[Data entries for graphics]
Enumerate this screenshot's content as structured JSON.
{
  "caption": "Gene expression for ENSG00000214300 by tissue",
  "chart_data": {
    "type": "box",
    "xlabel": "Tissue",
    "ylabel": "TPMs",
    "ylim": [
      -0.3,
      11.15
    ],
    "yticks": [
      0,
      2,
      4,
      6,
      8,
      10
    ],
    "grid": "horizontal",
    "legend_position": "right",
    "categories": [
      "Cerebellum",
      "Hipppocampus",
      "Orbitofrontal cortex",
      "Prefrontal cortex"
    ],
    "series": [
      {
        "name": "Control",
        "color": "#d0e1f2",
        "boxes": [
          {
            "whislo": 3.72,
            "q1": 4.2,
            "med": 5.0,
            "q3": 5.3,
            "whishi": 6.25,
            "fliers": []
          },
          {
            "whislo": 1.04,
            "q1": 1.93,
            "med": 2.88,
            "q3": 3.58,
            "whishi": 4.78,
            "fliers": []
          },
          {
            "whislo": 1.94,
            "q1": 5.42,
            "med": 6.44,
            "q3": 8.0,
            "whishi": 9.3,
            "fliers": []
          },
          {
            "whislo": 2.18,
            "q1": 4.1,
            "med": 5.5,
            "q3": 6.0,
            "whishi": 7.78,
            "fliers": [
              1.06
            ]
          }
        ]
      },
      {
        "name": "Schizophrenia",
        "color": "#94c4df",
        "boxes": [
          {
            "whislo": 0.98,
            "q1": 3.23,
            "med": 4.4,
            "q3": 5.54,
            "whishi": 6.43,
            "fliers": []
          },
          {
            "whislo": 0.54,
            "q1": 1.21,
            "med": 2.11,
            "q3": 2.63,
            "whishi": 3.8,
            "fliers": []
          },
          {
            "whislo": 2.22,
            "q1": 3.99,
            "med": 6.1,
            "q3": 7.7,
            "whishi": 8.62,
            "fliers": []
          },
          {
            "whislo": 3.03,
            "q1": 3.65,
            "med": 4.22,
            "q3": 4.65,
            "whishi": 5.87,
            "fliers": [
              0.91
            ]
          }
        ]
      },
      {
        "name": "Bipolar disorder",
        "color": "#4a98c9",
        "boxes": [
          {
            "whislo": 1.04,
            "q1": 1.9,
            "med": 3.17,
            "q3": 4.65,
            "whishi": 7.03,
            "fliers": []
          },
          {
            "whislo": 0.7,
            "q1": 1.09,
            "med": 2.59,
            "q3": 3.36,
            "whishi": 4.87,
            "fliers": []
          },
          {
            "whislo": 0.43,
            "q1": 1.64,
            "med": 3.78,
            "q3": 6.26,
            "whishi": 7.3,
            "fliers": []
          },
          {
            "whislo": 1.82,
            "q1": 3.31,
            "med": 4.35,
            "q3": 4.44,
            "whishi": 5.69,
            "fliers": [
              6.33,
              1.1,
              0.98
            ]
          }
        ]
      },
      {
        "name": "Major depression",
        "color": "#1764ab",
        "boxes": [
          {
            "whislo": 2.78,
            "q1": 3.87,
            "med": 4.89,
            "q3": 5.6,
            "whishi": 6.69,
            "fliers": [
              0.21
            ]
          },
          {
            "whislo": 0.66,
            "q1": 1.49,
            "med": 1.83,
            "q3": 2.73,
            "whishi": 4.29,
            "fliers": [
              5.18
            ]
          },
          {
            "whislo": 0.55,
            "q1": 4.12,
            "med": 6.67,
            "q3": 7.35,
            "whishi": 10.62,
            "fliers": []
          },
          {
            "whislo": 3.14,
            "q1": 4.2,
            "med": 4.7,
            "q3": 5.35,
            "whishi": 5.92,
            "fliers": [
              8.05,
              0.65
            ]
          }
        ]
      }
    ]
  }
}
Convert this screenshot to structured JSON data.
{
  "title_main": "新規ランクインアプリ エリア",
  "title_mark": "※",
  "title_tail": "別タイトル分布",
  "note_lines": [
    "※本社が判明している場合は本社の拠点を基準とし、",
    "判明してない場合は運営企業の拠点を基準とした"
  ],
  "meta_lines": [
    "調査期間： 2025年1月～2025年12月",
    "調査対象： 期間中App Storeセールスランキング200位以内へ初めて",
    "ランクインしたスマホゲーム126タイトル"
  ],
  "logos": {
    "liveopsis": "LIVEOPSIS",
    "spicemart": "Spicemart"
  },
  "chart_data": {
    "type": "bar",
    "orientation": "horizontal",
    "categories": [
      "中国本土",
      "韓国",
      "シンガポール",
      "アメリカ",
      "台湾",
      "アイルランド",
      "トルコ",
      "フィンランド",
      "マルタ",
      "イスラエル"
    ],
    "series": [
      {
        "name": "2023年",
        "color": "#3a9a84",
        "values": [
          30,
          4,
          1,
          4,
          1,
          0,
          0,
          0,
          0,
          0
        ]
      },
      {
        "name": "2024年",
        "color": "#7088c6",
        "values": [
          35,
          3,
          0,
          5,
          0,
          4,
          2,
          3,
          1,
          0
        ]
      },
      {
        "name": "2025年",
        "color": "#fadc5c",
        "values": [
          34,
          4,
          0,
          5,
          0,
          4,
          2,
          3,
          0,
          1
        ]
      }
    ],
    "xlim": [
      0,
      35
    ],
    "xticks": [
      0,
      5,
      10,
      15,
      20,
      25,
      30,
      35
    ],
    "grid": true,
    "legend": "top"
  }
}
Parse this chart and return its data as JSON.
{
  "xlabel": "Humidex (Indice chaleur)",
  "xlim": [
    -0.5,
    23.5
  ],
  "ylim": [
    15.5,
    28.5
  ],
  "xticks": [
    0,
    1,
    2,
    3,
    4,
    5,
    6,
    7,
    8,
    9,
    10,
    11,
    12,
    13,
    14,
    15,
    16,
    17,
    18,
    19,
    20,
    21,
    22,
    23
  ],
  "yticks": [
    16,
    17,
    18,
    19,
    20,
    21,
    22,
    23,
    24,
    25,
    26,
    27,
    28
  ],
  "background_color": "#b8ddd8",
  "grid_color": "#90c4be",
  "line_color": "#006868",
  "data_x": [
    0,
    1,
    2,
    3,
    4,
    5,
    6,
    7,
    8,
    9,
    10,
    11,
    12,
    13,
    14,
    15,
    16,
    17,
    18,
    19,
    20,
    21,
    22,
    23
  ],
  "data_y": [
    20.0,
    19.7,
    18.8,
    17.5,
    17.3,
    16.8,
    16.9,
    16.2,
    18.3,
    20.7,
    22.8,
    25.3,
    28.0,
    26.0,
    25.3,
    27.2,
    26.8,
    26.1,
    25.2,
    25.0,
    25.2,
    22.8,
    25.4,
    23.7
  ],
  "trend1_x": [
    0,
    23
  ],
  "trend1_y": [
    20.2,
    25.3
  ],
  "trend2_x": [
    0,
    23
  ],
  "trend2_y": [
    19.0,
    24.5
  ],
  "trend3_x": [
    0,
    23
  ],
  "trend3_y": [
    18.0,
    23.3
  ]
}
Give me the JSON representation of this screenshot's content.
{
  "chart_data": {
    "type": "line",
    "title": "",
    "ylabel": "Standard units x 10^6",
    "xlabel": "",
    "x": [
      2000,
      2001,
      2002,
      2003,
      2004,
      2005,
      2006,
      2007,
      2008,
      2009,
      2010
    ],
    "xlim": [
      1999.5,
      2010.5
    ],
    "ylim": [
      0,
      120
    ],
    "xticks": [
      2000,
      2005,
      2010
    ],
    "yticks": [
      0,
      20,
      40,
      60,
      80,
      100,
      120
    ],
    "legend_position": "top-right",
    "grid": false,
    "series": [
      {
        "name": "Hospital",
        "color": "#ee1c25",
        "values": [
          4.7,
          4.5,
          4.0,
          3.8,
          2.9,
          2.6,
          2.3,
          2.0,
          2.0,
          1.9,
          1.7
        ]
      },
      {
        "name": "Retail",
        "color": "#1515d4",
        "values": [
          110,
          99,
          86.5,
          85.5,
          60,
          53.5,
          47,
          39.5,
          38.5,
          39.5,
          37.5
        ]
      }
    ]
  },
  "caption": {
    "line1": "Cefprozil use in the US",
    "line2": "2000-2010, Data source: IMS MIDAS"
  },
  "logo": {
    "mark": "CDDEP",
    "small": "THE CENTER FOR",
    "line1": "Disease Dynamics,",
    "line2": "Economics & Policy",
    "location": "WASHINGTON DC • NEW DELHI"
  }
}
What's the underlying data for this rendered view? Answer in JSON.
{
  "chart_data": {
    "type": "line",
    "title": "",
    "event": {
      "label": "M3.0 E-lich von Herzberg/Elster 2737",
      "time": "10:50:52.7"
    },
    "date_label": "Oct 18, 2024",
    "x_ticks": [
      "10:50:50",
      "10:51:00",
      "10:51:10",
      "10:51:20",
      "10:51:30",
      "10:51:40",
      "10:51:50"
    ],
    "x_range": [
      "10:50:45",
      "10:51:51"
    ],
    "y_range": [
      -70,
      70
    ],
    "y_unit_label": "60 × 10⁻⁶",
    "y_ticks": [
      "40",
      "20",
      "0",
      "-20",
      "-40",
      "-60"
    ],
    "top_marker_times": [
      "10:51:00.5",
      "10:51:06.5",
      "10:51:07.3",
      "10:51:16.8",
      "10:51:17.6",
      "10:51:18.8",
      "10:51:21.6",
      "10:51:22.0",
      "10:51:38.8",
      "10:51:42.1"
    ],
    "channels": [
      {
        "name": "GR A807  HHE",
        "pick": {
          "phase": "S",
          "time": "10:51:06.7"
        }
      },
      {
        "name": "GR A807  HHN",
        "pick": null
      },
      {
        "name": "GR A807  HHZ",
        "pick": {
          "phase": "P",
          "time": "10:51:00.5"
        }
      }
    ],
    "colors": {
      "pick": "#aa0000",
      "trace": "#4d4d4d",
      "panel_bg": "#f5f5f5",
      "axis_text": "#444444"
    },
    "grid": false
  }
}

■ Objective
Say, as a bare number, how many lines in the entries above include the string "this".

■ Answer in full
5